(EXTRAIT DU DOCUMENT)

= = = = =

Le Conseil de sécurité de l’ONU a échoué vendredi à se mettre d’accord sur un projet russe réclamant des pauses humanitaires dans la guerre au Yémen, où la pénurie de carburants menace sérieusement la distribution d’aide. Sur le terrain, les combats n’ont pas connu de répit entre les rebelles chiites et les partisans du président en exil forcé soutenus par une campagne aérienne arabe dirigée par l’Arabie saoudite qui veut empêcher les insurgés de prendre le contrôle total du pays. Après cinq semaines d’intervention militaire arabe, le programme d’assistance aux civils pris au piège des combats ne s’est toujours pas matérialisé en raison de la poursuite des violences meurtrières. Jeudi le patron de l’ONU Ban Ki-moon a lancé un cri d’alarme sur la situation humanitaire et exhorté les belligérants à épargner les hôpitaux et à rétablir l’approvisionnement en carburant, faute de quoi l’aide humanitaire pourrait s’interrompre «dans les jours qui viennent». Mais le Conseil de sécurité, réuni à New York, n’a pas trouvé de terrain d’entente sur un projet russe de pauses humanitaires, des membres demandant plus de temps pour se prononcer, selon des diplomates. «Au minimum, nous avons besoin de pauses humanitaires régulières pour faciliter la livraison de l’aide», a déclaré l’ambassadeur russe Vitali Tchourkine après des consultations à huis clos à l’initiative de Moscou. Le conflit au Yémen a fait 1.244 morts et 5.044 blessés depuis le 19 mars selon l’Organisation mondiale de la santé (OMS), et plus de 12.000 personnes ont fui le pays, la plupart vers Djibouti et la Somalie, d’après l’Organisation internationale pour les migrations.

= = = = =

(CONTENU DES DONNÉES)

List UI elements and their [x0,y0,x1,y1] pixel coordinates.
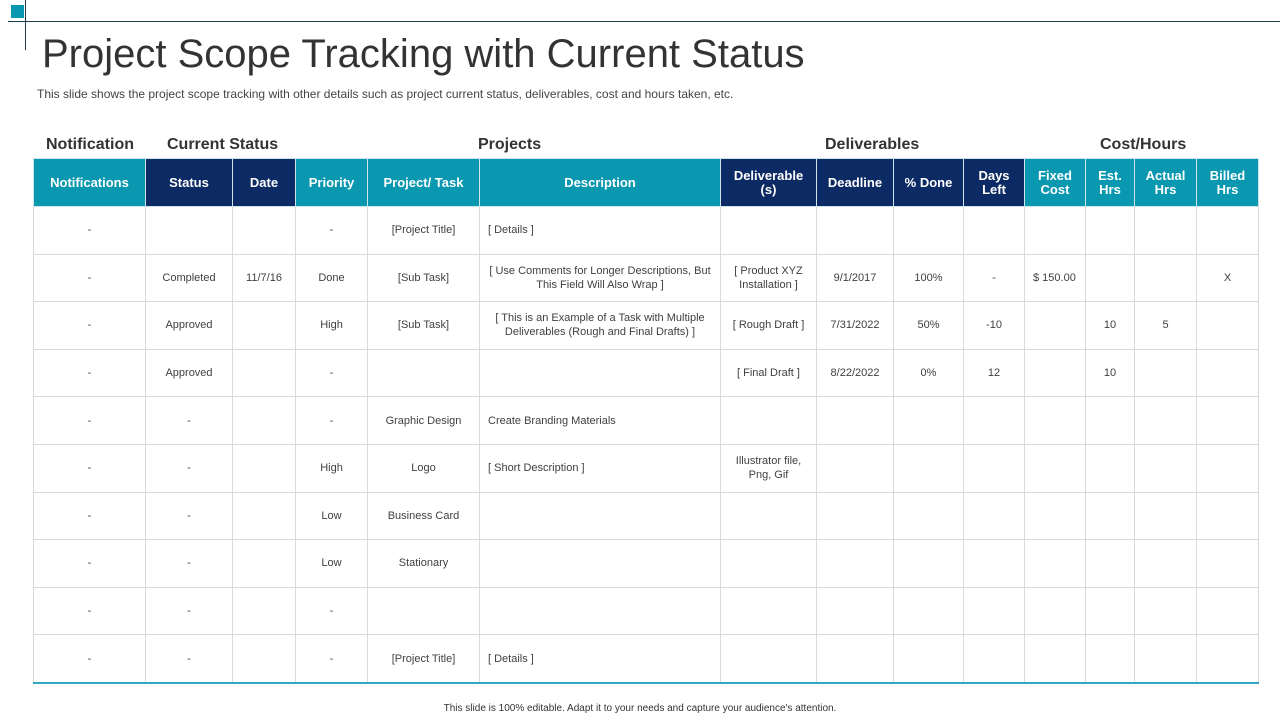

= = = = =

(TRAVAIL DEMANDÉ)
Répondez aux questions suivantes à partir de l'extrait sur la guerre au Yémen.
(a) Quel pays dirige la campagne aérienne arabe ?
(b) Qui a lancé jeudi un cri d'alarme sur la situation humanitaire ?
(c) Vers quels pays la plupart des personnes ayant fui le Yémen se sont-elles rendues ?

(RÉSULTAT CI-DESSOUS)
(a) L'Arabie saoudite.
(b) Ban Ki-moon, le patron de l'ONU.
(c) Djibouti et la Somalie.